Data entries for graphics
◆ ◆ ◆ ◆ ◆ ◆ ◆
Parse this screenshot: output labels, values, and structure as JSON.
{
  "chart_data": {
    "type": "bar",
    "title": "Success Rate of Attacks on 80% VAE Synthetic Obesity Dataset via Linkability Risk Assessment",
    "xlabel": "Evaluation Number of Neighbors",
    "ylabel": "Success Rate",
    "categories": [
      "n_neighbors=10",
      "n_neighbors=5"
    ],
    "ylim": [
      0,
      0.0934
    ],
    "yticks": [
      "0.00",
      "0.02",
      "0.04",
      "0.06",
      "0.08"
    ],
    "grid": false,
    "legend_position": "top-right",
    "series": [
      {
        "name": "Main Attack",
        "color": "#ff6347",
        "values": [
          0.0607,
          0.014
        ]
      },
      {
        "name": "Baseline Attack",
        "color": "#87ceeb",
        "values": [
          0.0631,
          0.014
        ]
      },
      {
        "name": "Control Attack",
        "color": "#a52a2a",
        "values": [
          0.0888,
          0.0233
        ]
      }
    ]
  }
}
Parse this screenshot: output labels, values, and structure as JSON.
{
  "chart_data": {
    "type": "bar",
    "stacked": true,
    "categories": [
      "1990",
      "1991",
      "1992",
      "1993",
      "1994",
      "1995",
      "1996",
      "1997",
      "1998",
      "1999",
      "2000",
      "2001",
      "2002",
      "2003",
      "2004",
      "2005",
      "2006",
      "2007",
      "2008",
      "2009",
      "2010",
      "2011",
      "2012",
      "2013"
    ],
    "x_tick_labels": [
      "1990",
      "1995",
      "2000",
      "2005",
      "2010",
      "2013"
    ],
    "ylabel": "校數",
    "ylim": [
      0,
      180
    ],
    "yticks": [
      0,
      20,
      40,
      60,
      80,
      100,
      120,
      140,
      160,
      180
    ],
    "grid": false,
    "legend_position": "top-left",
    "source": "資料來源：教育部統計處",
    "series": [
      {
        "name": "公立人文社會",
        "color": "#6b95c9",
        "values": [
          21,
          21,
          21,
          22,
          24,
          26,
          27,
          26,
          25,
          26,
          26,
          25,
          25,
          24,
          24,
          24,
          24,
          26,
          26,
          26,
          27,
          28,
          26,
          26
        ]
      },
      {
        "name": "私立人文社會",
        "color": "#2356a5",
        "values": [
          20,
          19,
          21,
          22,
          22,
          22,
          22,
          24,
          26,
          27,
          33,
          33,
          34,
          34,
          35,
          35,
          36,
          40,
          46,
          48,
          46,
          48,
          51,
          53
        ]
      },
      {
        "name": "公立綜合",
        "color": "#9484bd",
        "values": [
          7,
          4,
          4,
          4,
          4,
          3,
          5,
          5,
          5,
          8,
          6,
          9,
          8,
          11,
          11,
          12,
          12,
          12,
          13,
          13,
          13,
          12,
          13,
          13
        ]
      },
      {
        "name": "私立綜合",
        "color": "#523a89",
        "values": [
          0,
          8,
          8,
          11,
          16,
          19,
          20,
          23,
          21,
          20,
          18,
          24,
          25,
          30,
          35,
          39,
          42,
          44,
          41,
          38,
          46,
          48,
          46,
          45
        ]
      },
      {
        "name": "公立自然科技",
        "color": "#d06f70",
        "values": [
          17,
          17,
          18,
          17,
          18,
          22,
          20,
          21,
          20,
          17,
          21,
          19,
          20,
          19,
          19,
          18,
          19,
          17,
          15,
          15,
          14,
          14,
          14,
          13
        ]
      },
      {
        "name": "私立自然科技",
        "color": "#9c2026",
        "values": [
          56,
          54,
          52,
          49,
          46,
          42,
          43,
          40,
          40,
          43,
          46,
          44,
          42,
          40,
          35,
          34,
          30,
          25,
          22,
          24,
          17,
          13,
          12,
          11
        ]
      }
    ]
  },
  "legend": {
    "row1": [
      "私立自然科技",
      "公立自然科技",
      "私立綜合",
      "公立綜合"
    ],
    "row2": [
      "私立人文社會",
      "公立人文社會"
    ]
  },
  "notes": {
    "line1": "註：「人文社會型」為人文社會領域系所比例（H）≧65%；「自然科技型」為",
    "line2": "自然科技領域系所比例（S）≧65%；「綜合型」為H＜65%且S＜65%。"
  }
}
◆ ◆ ◆ ◆ ◆ ◆ ◆
Please reproduce the entire listing, exactly as shown.

Parse this screenshot: output labels, values, and structure as JSON.
{
  "chart_data": {
    "type": "bar",
    "title": "Success Rate of Attacks on 80% VAE Synthetic Obesity Dataset via Linkability Risk Assessment",
    "xlabel": "Evaluation Number of Neighbors",
    "ylabel": "Success Rate",
    "categories": [
      "n_neighbors=10",
      "n_neighbors=5"
    ],
    "ylim": [
      0,
      0.0934
    ],
    "yticks": [
      "0.00",
      "0.02",
      "0.04",
      "0.06",
      "0.08"
    ],
    "grid": false,
    "legend_position": "top-right",
    "series": [
      {
        "name": "Main Attack",
        "color": "#ff6347",
        "values": [
          0.0607,
          0.014
        ]
      },
      {
        "name": "Baseline Attack",
        "color": "#87ceeb",
        "values": [
          0.0631,
          0.014
        ]
      },
      {
        "name": "Control Attack",
        "color": "#a52a2a",
        "values": [
          0.0888,
          0.0233
        ]
      }
    ]
  }
}
Parse this screenshot: output labels, values, and structure as JSON.
{
  "chart_data": {
    "type": "bar",
    "stacked": true,
    "categories": [
      "1990",
      "1991",
      "1992",
      "1993",
      "1994",
      "1995",
      "1996",
      "1997",
      "1998",
      "1999",
      "2000",
      "2001",
      "2002",
      "2003",
      "2004",
      "2005",
      "2006",
      "2007",
      "2008",
      "2009",
      "2010",
      "2011",
      "2012",
      "2013"
    ],
    "x_tick_labels": [
      "1990",
      "1995",
      "2000",
      "2005",
      "2010",
      "2013"
    ],
    "ylabel": "校數",
    "ylim": [
      0,
      180
    ],
    "yticks": [
      0,
      20,
      40,
      60,
      80,
      100,
      120,
      140,
      160,
      180
    ],
    "grid": false,
    "legend_position": "top-left",
    "source": "資料來源：教育部統計處",
    "series": [
      {
        "name": "公立人文社會",
        "color": "#6b95c9",
        "values": [
          21,
          21,
          21,
          22,
          24,
          26,
          27,
          26,
          25,
          26,
          26,
          25,
          25,
          24,
          24,
          24,
          24,
          26,
          26,
          26,
          27,
          28,
          26,
          26
        ]
      },
      {
        "name": "私立人文社會",
        "color": "#2356a5",
        "values": [
          20,
          19,
          21,
          22,
          22,
          22,
          22,
          24,
          26,
          27,
          33,
          33,
          34,
          34,
          35,
          35,
          36,
          40,
          46,
          48,
          46,
          48,
          51,
          53
        ]
      },
      {
        "name": "公立綜合",
        "color": "#9484bd",
        "values": [
          7,
          4,
          4,
          4,
          4,
          3,
          5,
          5,
          5,
          8,
          6,
          9,
          8,
          11,
          11,
          12,
          12,
          12,
          13,
          13,
          13,
          12,
          13,
          13
        ]
      },
      {
        "name": "私立綜合",
        "color": "#523a89",
        "values": [
          0,
          8,
          8,
          11,
          16,
          19,
          20,
          23,
          21,
          20,
          18,
          24,
          25,
          30,
          35,
          39,
          42,
          44,
          41,
          38,
          46,
          48,
          46,
          45
        ]
      },
      {
        "name": "公立自然科技",
        "color": "#d06f70",
        "values": [
          17,
          17,
          18,
          17,
          18,
          22,
          20,
          21,
          20,
          17,
          21,
          19,
          20,
          19,
          19,
          18,
          19,
          17,
          15,
          15,
          14,
          14,
          14,
          13
        ]
      },
      {
        "name": "私立自然科技",
        "color": "#9c2026",
        "values": [
          56,
          54,
          52,
          49,
          46,
          42,
          43,
          40,
          40,
          43,
          46,
          44,
          42,
          40,
          35,
          34,
          30,
          25,
          22,
          24,
          17,
          13,
          12,
          11
        ]
      }
    ]
  },
  "legend": {
    "row1": [
      "私立自然科技",
      "公立自然科技",
      "私立綜合",
      "公立綜合"
    ],
    "row2": [
      "私立人文社會",
      "公立人文社會"
    ]
  },
  "notes": {
    "line1": "註：「人文社會型」為人文社會領域系所比例（H）≧65%；「自然科技型」為",
    "line2": "自然科技領域系所比例（S）≧65%；「綜合型」為H＜65%且S＜65%。"
  }
}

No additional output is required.